SHORT TASK: Pick out all lines in the listing holding the string "elementu" and copy them.

Data entries
**********

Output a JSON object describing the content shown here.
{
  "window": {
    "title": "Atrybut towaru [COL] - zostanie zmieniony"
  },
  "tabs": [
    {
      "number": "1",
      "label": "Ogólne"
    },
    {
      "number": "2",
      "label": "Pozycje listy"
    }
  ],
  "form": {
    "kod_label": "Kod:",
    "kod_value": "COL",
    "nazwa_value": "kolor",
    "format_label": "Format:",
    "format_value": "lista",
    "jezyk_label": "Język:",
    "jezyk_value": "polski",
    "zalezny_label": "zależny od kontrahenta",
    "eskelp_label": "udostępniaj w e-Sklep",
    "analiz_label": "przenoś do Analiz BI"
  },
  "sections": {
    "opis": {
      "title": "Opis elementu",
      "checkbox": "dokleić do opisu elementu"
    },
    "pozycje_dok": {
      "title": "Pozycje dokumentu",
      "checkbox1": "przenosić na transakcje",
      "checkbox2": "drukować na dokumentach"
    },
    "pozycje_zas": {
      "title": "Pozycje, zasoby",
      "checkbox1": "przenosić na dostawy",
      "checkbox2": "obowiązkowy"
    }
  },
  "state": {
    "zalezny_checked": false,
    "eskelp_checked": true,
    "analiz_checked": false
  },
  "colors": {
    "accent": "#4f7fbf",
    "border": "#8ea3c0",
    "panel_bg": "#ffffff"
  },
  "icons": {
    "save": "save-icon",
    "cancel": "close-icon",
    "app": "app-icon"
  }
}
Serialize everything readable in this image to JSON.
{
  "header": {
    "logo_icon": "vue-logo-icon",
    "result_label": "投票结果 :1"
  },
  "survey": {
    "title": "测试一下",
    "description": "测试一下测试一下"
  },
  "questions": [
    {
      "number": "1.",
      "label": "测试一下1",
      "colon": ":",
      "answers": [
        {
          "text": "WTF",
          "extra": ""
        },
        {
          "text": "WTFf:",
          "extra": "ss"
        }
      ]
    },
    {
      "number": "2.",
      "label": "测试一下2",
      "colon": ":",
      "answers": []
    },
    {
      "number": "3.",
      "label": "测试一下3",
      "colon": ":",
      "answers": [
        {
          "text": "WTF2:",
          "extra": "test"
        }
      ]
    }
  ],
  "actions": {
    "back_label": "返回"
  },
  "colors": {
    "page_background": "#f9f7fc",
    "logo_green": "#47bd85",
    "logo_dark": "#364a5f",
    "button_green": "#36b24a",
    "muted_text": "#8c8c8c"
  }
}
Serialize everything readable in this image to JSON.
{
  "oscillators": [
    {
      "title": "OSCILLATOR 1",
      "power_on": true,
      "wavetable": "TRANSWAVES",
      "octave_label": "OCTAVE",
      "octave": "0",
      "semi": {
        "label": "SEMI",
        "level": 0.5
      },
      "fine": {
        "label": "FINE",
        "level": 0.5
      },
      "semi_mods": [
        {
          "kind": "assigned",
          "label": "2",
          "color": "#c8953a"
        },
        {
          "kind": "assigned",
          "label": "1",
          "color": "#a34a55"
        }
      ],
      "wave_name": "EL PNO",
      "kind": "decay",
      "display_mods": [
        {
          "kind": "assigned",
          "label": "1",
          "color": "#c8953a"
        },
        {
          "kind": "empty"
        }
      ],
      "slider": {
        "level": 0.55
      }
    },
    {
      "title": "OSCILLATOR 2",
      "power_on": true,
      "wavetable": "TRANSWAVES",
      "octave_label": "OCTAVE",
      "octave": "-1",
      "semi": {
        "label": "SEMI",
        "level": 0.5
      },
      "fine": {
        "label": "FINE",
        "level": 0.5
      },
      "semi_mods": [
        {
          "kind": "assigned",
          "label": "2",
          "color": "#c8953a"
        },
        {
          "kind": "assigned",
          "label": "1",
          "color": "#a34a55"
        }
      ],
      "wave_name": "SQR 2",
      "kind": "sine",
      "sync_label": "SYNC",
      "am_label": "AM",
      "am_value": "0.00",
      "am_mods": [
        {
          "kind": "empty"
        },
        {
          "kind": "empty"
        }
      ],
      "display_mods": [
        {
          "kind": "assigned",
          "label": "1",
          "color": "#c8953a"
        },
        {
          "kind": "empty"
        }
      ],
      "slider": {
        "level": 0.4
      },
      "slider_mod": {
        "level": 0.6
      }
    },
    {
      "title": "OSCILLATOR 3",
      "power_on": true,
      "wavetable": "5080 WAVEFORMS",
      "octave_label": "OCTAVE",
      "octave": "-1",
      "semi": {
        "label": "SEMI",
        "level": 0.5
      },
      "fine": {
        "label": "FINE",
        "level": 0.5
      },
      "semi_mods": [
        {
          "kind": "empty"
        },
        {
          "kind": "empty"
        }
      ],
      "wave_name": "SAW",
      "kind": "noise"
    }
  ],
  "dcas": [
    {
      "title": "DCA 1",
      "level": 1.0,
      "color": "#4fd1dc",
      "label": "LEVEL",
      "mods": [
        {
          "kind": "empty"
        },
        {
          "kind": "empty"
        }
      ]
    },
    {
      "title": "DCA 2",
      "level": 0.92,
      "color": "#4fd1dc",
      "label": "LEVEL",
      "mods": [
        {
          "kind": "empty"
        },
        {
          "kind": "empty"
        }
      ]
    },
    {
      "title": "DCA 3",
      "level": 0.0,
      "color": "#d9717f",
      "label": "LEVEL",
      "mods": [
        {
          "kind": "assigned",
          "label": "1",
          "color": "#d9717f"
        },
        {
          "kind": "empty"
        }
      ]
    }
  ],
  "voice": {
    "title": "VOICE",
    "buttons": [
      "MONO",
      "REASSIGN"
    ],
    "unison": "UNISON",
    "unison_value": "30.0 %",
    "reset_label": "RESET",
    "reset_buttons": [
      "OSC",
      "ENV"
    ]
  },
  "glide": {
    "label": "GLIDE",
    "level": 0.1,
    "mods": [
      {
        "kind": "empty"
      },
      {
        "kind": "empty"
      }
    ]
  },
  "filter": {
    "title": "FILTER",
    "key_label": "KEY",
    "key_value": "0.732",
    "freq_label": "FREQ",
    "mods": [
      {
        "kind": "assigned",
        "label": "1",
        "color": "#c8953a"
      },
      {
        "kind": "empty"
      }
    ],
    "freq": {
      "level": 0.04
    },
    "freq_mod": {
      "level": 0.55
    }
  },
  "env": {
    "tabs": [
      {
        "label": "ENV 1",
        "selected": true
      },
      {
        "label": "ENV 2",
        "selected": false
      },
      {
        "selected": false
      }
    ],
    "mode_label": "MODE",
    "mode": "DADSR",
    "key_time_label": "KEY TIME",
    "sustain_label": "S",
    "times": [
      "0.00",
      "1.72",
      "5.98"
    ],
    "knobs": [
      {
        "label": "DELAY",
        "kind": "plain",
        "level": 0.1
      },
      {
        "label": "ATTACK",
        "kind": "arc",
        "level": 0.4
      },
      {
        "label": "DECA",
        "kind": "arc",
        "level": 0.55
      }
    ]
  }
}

**********

SOLVED EXERCISE:
      "title": "Opis elementu",
      "checkbox": "dokleić do opisu elementu"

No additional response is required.